Exercise instructions -
[1] Say whether each statement agrees with the flood-rescue text. Answer yes or no, and quote the words that settle it.
(a) The airboats are used in shallow water throughout residential areas.
(b) Wheeler used a small boat to move six people and two dogs to a safe rescue platform.
(c) The small boat crewmember came from Air Station Traverse City.
[2] Please transcribe part of the flood-rescue text. Begin at the words "A view from" and stop after "Lt. Brendan Evans).".

Passage -
---*---

In this photo by the U.S. Coast Guard, two airboat crews deployed from Coast Guard District 9 await the next search and rescue mission during the 2009 midwest flood response, Wednesday, March 25, 2009. The airboats are used in shallow water throughout residential areas. Numerous Oxbow residents were evacuated to dry ground. (U.S. Coast Guard photo/Petty Officer 3rd Class Renee C. Aiello).


----------



## R y a n

Some others:









In this photo by the U.S. Coast Guard, a small boat crewmember from Small Boat Station Sault St. Marie, Mich., responds to a search and rescue call, Wednesday, March 25, 2009. Various Coast Guard units from around the country have been called to assist in the 2009 midwest flood response. (U.S. Coast Guard photo/Petty Officer 3rd Class Renee C. Aiello).









A view from a U.S. Coast Guard HH-65C Dolphin rescue helicopter shows Petty Officer 3rd Class Christopher Wheeler using a small boat to transport six people and two dogs to a safe rescue platform after the Red River flooded the Fargo area March 25, 2009. Wheeler, a Coast Guard rescue swimmer, was lowered from the helicopter and later assisted the four adults, one child, one infant and two small dogs as they were hoisted to safety by the rescue helicopter and crew from Air Station Traverse City, Mich. (U.S. Coast Guard photo by Lt. Brendan Evans).

---*---

Given data -
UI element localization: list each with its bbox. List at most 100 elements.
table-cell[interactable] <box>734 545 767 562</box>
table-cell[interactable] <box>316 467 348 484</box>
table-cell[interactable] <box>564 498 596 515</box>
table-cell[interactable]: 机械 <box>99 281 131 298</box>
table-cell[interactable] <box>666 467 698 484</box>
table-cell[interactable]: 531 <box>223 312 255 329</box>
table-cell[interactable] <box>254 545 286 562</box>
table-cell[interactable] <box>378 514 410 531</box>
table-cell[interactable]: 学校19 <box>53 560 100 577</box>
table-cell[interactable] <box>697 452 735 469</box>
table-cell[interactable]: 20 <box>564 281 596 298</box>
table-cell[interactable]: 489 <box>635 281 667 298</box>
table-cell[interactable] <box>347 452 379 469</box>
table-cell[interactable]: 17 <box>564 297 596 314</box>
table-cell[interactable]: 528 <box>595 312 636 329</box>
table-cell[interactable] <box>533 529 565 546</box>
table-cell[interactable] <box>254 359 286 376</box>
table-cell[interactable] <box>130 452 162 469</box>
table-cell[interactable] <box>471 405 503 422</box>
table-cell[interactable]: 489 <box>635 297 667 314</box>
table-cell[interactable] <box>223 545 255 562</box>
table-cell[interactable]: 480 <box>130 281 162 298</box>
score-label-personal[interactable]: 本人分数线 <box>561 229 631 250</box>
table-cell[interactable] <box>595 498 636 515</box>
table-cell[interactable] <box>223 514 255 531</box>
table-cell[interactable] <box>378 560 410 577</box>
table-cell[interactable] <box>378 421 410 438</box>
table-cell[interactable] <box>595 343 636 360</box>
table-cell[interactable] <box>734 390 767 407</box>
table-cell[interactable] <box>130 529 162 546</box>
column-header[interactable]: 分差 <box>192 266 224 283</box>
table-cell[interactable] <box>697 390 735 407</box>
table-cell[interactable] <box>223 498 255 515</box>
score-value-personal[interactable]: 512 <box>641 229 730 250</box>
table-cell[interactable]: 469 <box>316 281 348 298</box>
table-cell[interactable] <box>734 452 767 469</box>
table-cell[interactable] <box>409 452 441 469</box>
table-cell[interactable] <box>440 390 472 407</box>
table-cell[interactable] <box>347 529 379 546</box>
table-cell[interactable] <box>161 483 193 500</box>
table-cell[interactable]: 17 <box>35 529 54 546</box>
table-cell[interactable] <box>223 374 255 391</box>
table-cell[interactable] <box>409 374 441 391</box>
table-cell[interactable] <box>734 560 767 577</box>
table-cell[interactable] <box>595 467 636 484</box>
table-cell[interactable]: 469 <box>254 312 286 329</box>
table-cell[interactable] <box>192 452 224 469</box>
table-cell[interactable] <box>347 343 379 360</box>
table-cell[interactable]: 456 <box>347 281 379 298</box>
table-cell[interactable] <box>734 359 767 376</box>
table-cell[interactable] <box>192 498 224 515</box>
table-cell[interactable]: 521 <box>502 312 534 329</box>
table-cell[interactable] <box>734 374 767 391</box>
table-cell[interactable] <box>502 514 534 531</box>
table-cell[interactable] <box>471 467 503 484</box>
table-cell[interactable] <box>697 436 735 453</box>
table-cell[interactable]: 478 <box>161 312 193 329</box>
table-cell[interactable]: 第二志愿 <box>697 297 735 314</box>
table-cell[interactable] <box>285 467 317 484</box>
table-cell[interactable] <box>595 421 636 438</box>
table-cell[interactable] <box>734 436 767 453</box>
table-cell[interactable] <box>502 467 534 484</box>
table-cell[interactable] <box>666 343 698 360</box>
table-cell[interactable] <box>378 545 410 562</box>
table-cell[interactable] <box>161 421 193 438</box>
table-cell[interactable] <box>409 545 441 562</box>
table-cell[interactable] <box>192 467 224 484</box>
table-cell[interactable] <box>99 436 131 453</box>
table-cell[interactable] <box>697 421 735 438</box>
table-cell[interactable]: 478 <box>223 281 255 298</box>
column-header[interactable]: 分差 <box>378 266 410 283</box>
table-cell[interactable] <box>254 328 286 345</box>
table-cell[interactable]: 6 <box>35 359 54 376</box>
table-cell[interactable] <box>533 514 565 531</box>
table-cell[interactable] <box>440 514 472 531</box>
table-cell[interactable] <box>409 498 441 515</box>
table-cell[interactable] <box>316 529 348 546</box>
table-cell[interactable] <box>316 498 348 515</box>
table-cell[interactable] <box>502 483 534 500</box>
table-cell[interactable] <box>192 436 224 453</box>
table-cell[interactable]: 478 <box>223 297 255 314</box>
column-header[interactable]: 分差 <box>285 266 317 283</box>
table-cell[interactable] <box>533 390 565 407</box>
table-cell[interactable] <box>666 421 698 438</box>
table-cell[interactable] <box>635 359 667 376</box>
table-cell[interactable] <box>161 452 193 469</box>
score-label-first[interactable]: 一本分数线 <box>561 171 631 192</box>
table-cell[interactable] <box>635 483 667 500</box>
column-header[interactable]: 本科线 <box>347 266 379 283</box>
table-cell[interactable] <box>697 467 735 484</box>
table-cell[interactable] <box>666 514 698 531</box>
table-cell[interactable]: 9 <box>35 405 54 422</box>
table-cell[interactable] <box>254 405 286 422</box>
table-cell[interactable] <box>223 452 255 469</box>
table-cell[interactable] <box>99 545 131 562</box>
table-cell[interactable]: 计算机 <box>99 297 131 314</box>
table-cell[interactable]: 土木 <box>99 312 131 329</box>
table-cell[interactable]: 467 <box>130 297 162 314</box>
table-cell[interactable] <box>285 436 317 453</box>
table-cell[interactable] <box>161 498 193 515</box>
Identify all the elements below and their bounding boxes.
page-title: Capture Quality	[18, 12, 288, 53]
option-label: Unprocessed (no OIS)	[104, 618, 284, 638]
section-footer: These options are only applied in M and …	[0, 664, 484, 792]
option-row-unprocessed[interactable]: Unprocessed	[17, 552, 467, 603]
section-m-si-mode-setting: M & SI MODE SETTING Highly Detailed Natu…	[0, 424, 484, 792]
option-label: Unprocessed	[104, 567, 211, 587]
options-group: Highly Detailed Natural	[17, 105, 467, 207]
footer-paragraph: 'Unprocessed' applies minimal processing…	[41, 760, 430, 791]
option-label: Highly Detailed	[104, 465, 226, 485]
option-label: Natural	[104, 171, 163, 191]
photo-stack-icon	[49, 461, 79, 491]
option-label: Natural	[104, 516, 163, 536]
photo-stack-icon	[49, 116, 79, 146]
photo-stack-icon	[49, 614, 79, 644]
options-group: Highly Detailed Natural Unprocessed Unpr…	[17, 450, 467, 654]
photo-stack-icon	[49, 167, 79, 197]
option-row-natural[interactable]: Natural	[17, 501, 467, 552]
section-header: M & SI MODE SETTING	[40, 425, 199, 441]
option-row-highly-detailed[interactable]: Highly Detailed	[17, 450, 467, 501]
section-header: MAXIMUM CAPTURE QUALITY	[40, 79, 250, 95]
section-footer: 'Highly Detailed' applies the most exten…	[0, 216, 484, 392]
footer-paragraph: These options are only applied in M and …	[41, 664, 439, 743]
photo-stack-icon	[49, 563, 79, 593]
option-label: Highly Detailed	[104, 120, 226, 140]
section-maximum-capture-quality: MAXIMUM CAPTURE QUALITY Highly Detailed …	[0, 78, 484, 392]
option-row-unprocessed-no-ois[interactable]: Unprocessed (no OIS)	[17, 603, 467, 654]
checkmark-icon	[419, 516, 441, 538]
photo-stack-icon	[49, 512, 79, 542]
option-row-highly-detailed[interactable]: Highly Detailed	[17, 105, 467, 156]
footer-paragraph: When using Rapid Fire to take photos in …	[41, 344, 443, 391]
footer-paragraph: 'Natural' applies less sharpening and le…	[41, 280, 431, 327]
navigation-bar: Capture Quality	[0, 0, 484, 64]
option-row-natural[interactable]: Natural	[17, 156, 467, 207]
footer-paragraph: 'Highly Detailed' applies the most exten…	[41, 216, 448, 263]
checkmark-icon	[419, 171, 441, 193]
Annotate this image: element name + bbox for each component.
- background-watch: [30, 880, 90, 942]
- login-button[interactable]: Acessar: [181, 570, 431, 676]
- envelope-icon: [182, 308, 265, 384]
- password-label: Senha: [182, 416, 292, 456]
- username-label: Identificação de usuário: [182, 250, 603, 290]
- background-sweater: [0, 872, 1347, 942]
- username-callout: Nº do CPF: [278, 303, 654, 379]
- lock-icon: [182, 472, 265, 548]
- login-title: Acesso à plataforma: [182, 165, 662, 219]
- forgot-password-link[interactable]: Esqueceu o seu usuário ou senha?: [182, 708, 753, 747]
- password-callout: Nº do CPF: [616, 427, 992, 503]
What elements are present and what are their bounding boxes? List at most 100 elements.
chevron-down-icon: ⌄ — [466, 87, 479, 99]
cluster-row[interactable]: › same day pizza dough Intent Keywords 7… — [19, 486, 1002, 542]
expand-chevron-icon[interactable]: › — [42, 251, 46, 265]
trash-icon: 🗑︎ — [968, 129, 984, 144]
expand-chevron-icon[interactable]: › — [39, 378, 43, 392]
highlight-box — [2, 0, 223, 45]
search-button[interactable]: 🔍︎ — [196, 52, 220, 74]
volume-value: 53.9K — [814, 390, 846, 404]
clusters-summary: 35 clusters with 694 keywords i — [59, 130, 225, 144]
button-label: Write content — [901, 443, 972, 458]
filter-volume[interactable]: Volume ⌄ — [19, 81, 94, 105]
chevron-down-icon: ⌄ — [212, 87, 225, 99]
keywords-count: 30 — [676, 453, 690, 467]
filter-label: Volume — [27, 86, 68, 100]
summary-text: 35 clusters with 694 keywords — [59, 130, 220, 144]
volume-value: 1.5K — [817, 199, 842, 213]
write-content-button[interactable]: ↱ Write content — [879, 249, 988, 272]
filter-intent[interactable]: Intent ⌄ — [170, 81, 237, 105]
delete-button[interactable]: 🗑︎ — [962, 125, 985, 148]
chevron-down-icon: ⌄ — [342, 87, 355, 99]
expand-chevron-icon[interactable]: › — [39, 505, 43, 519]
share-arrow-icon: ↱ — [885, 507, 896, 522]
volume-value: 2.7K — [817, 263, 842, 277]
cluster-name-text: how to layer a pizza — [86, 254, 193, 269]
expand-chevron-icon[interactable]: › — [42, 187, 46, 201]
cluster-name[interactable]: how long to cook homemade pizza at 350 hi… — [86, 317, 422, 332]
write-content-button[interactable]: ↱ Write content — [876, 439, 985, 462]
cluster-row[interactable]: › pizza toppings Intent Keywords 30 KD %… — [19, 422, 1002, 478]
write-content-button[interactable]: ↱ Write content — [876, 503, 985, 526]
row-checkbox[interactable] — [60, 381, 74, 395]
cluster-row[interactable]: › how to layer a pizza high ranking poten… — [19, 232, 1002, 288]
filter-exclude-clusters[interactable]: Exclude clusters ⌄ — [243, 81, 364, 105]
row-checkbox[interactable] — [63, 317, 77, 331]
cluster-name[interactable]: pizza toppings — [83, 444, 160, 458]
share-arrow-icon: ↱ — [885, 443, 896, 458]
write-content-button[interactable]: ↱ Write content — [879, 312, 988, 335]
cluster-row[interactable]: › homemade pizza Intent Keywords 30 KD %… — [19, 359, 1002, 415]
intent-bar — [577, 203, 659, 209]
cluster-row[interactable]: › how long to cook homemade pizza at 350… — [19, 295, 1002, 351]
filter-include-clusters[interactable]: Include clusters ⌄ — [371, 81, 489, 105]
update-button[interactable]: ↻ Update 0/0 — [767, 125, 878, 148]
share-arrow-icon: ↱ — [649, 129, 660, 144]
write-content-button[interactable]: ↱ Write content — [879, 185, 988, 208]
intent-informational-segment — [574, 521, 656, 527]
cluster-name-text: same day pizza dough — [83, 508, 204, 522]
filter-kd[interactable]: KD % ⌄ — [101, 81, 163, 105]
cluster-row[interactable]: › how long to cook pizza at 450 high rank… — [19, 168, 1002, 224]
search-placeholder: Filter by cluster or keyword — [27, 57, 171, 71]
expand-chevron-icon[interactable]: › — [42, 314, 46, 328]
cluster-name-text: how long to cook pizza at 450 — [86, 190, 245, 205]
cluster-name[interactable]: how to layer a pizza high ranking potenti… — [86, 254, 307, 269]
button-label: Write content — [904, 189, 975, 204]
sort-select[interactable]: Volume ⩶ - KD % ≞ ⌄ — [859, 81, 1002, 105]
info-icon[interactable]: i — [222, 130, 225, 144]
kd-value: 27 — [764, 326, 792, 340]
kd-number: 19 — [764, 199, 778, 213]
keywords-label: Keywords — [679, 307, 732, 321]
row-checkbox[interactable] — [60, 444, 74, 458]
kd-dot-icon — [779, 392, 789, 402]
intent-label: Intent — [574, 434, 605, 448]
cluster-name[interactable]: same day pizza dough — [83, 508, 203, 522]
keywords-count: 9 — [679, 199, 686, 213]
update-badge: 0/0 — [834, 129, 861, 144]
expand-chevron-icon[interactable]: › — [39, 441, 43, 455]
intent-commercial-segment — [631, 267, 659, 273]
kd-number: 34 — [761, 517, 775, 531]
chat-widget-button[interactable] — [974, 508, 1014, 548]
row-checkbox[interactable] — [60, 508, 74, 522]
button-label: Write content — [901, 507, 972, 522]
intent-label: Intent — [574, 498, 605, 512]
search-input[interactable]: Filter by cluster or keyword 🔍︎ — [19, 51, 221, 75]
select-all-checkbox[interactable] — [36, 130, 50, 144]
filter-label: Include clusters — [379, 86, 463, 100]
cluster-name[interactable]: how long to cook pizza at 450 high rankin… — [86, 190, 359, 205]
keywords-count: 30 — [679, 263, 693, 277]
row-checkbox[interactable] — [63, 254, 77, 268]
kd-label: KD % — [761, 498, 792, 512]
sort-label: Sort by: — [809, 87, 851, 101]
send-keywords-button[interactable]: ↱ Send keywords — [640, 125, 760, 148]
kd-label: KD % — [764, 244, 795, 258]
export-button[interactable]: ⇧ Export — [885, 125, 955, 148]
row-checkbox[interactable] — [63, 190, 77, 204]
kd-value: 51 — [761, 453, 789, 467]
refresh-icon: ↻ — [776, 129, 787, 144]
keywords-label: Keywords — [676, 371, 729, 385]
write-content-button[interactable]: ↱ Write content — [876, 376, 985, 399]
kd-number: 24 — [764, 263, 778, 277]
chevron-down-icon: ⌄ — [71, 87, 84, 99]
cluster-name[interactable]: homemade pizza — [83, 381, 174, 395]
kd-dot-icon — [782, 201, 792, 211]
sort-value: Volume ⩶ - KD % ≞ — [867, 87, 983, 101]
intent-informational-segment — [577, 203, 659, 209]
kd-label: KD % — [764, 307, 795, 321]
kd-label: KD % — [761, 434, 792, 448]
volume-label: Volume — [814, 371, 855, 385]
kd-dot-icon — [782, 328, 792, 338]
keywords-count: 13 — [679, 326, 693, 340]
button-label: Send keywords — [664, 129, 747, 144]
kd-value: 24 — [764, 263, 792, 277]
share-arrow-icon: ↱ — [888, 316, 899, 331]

---*---

Replies -
[1]
(a) Yes: "The airboats are used in shallow water throughout residential areas."
(b) Yes: "using a small boat to transport six people and two dogs to a safe rescue platform"
(c) No: "a small boat crewmember from Small Boat Station Sault St. Marie, Mich."

[2]
A view from a U.S. Coast Guard HH-65C Dolphin rescue helicopter shows Petty Officer 3rd Class Christopher Wheeler using a small boat to transport six people and two dogs to a safe rescue platform after the Red River flooded the Fargo area March 25, 2009. Wheeler, a Coast Guard rescue swimmer, was lowered from the helicopter and later assisted the four adults, one child, one infant and two small dogs as they were hoisted to safety by the rescue helicopter and crew from Air Station Traverse City, Mich. (U.S. Coast Guard photo by Lt. Brendan Evans).